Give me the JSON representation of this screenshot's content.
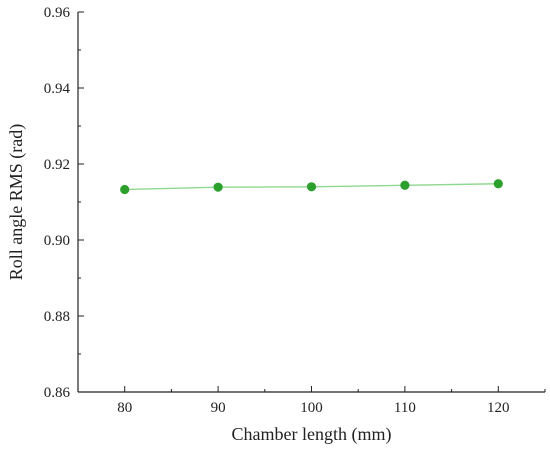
{
  "chart_data": {
    "type": "line",
    "title": "",
    "xlabel": "Chamber length (mm)",
    "ylabel": "Roll angle RMS (rad)",
    "xlim": [
      75,
      125
    ],
    "ylim": [
      0.86,
      0.96
    ],
    "x_ticks": [
      80,
      90,
      100,
      110,
      120
    ],
    "y_ticks": [
      0.86,
      0.88,
      0.9,
      0.92,
      0.94,
      0.96
    ],
    "x_tick_labels": [
      "80",
      "90",
      "100",
      "110",
      "120"
    ],
    "y_tick_labels": [
      "0.86",
      "0.88",
      "0.90",
      "0.92",
      "0.94",
      "0.96"
    ],
    "grid": false,
    "series": [
      {
        "color": "#2ca02c",
        "line_color": "#8fd88f",
        "x": [
          80,
          90,
          100,
          110,
          120
        ],
        "y": [
          0.9133,
          0.9139,
          0.914,
          0.9144,
          0.9148
        ]
      }
    ]
  }
}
------
_Instruction_
Give every line above again exactly, with no pictures.

_Written reply_
Give me the JSON representation of this screenshot's content.
{
  "chart_data": {
    "type": "line",
    "title": "",
    "xlabel": "Chamber length (mm)",
    "ylabel": "Roll angle RMS (rad)",
    "xlim": [
      75,
      125
    ],
    "ylim": [
      0.86,
      0.96
    ],
    "x_ticks": [
      80,
      90,
      100,
      110,
      120
    ],
    "y_ticks": [
      0.86,
      0.88,
      0.9,
      0.92,
      0.94,
      0.96
    ],
    "x_tick_labels": [
      "80",
      "90",
      "100",
      "110",
      "120"
    ],
    "y_tick_labels": [
      "0.86",
      "0.88",
      "0.90",
      "0.92",
      "0.94",
      "0.96"
    ],
    "grid": false,
    "series": [
      {
        "color": "#2ca02c",
        "line_color": "#8fd88f",
        "x": [
          80,
          90,
          100,
          110,
          120
        ],
        "y": [
          0.9133,
          0.9139,
          0.914,
          0.9144,
          0.9148
        ]
      }
    ]
  }
}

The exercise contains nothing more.